# Short task A
Output, as a JSON list of strings with one string per line and blank lines omitted, the portion of the listing that opens with the line containing "paragraph-zoologie: Der Schüler" and closes with the line containing "heading-chemie: Chemie und", both end lines included.

# Source passage
Wednesday, 22 February 2006

SUSPECTED IMU MEMBER ESCAPES FROM TAJIK PRISON

Published in Field Reports

By Zoya Pylenko (2/22/2006 issue of the CACI Analyst)

According to Tajik authorities the (armed) IMU has become increasingly active since the uprising in the Uzbek city of Andijon in May last year, which was subsequently violently repressed. It is difficult to verify such claims. But according to the prosecutor’s office for northern Tajikistan, the IMU has by now again become more dangerous than the other banned (but purportedly peaceful) Islamic movement, Hizb-ut-Tahrir, which wants to establish a world-wide Islamic caliphate.
According to Tajik authorities the (armed) IMU has become increasingly active since the uprising in the Uzbek city of Andijon in May last year, which was subsequently violently repressed. It is difficult to verify such claims. But according to the prosecutor’s office for northern Tajikistan, the IMU has by now again become more dangerous than the other banned (but purportedly peaceful) Islamic movement, Hizb-ut-Tahrir, which wants to establish a world-wide Islamic caliphate.

# Supplied entries
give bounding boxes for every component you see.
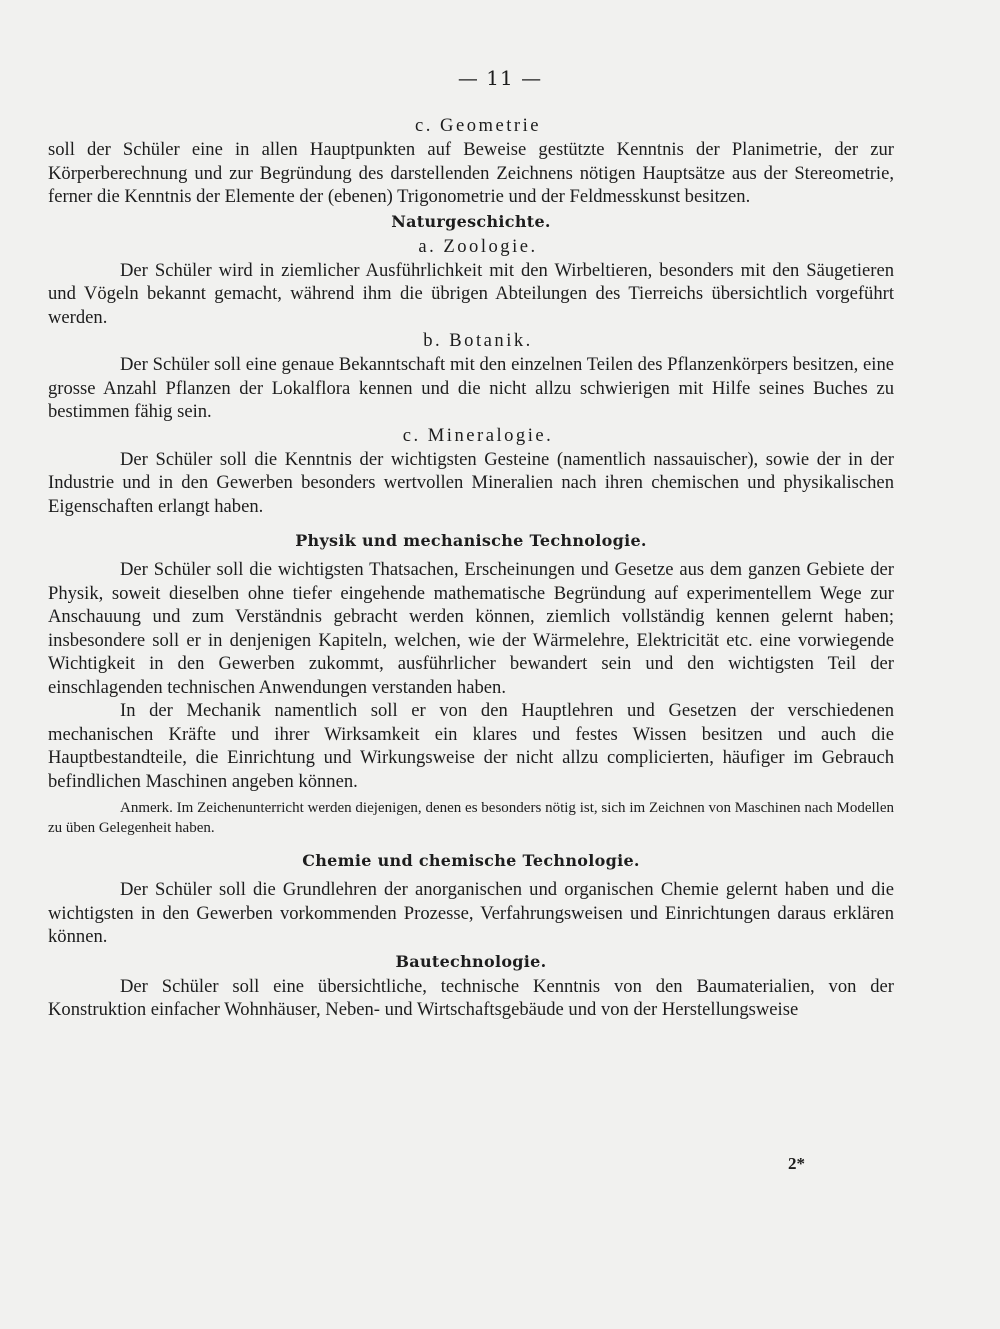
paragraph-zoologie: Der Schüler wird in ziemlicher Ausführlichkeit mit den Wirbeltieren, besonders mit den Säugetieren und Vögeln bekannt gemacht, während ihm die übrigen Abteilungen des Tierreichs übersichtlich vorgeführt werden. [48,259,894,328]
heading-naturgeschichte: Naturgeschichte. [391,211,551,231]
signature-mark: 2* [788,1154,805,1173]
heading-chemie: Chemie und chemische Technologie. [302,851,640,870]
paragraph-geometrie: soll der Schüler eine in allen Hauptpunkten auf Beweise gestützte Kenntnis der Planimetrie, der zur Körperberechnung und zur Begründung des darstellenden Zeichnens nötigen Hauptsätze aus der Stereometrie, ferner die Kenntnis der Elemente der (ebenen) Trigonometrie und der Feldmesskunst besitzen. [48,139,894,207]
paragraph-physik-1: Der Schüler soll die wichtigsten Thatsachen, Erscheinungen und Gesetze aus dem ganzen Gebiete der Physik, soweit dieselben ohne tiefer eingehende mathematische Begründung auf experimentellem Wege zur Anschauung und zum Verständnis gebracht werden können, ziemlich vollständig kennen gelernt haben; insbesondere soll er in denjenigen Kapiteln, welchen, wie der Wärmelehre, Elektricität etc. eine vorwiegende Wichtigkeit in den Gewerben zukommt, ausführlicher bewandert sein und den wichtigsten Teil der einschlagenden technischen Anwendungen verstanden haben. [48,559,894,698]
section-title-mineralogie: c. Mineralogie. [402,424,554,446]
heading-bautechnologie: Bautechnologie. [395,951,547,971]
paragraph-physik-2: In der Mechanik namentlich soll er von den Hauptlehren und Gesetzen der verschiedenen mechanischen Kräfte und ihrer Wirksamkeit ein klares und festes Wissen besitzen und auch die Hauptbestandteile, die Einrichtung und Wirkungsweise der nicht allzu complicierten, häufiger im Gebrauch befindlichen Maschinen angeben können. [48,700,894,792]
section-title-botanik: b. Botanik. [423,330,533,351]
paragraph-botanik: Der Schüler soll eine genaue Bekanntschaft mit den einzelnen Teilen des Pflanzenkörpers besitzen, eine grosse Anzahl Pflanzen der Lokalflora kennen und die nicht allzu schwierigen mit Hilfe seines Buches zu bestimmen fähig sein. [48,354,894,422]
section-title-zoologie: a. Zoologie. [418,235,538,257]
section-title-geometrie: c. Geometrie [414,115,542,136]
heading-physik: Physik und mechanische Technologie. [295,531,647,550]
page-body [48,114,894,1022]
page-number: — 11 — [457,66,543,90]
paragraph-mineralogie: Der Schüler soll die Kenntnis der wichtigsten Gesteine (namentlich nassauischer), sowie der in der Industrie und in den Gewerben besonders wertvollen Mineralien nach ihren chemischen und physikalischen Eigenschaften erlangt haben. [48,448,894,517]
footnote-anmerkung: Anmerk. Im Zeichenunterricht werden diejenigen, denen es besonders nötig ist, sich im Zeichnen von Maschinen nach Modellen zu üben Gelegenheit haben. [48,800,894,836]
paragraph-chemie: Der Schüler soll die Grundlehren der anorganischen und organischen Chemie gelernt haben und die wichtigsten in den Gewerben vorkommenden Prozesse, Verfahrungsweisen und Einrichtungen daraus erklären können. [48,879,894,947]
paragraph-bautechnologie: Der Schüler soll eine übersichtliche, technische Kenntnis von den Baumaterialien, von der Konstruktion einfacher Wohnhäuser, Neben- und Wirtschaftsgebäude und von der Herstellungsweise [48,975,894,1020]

# Short task B
Reproduce the portion of the prison-escape report that opens with the words containing "Wednesday, 22 February" and closes with the words containing "the CACI Analyst)", substituting "Regional Dispatches" for "Field Reports".

# Task response A
[
  "paragraph-zoologie: Der Schüler wird in ziemlicher Ausführlichkeit mit den Wirbeltieren, besonders mit den Säugetieren und Vögeln bekannt gemacht, während ihm die übrigen Abteilungen des Tierreichs übersichtlich vorgeführt werden. [48,259,894,328]",
  "heading-naturgeschichte: Naturgeschichte. [391,211,551,231]",
  "signature-mark: 2* [788,1154,805,1173]",
  "heading-chemie: Chemie und chemische Technologie. [302,851,640,870]"
]

# Task response B
Wednesday, 22 February 2006

SUSPECTED IMU MEMBER ESCAPES FROM TAJIK PRISON

Published in Regional Dispatches

By Zoya Pylenko (2/22/2006 issue of the CACI Analyst)